[START]

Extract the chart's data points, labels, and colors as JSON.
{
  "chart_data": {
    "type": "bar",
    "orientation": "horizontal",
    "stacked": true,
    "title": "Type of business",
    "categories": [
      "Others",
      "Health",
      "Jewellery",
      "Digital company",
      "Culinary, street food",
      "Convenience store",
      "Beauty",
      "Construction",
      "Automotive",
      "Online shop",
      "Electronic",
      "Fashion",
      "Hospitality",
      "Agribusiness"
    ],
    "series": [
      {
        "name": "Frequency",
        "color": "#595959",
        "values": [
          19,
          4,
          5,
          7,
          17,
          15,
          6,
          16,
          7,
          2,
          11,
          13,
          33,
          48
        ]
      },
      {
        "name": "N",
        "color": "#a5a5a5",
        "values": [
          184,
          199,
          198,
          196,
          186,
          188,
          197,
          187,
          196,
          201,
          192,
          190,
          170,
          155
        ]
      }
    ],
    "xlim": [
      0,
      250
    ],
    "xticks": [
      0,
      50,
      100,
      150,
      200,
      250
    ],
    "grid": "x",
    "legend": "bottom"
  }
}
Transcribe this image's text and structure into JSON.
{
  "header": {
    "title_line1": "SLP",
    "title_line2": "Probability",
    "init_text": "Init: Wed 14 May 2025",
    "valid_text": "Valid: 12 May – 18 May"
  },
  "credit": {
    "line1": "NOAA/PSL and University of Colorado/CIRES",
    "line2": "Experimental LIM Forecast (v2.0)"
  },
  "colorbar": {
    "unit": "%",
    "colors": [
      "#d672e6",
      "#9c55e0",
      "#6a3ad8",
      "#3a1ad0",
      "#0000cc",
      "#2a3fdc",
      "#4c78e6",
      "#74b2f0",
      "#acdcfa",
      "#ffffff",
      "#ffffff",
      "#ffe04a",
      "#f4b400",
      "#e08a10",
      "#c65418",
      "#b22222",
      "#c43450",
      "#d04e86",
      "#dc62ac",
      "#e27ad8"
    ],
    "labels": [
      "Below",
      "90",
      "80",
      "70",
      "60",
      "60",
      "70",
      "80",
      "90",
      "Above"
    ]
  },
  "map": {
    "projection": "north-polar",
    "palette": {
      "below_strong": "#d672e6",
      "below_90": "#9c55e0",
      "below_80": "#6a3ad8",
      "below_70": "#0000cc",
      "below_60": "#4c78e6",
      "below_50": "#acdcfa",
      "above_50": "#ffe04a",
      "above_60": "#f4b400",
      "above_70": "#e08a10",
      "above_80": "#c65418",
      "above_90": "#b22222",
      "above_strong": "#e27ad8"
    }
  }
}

[END]

#### To do:
Exactly reproduce every line of the records.

#### Solution:
Extract the chart's data points, labels, and colors as JSON.
{
  "chart_data": {
    "type": "bar",
    "orientation": "horizontal",
    "stacked": true,
    "title": "Type of business",
    "categories": [
      "Others",
      "Health",
      "Jewellery",
      "Digital company",
      "Culinary, street food",
      "Convenience store",
      "Beauty",
      "Construction",
      "Automotive",
      "Online shop",
      "Electronic",
      "Fashion",
      "Hospitality",
      "Agribusiness"
    ],
    "series": [
      {
        "name": "Frequency",
        "color": "#595959",
        "values": [
          19,
          4,
          5,
          7,
          17,
          15,
          6,
          16,
          7,
          2,
          11,
          13,
          33,
          48
        ]
      },
      {
        "name": "N",
        "color": "#a5a5a5",
        "values": [
          184,
          199,
          198,
          196,
          186,
          188,
          197,
          187,
          196,
          201,
          192,
          190,
          170,
          155
        ]
      }
    ],
    "xlim": [
      0,
      250
    ],
    "xticks": [
      0,
      50,
      100,
      150,
      200,
      250
    ],
    "grid": "x",
    "legend": "bottom"
  }
}
Transcribe this image's text and structure into JSON.
{
  "header": {
    "title_line1": "SLP",
    "title_line2": "Probability",
    "init_text": "Init: Wed 14 May 2025",
    "valid_text": "Valid: 12 May – 18 May"
  },
  "credit": {
    "line1": "NOAA/PSL and University of Colorado/CIRES",
    "line2": "Experimental LIM Forecast (v2.0)"
  },
  "colorbar": {
    "unit": "%",
    "colors": [
      "#d672e6",
      "#9c55e0",
      "#6a3ad8",
      "#3a1ad0",
      "#0000cc",
      "#2a3fdc",
      "#4c78e6",
      "#74b2f0",
      "#acdcfa",
      "#ffffff",
      "#ffffff",
      "#ffe04a",
      "#f4b400",
      "#e08a10",
      "#c65418",
      "#b22222",
      "#c43450",
      "#d04e86",
      "#dc62ac",
      "#e27ad8"
    ],
    "labels": [
      "Below",
      "90",
      "80",
      "70",
      "60",
      "60",
      "70",
      "80",
      "90",
      "Above"
    ]
  },
  "map": {
    "projection": "north-polar",
    "palette": {
      "below_strong": "#d672e6",
      "below_90": "#9c55e0",
      "below_80": "#6a3ad8",
      "below_70": "#0000cc",
      "below_60": "#4c78e6",
      "below_50": "#acdcfa",
      "above_50": "#ffe04a",
      "above_60": "#f4b400",
      "above_70": "#e08a10",
      "above_80": "#c65418",
      "above_90": "#b22222",
      "above_strong": "#e27ad8"
    }
  }
}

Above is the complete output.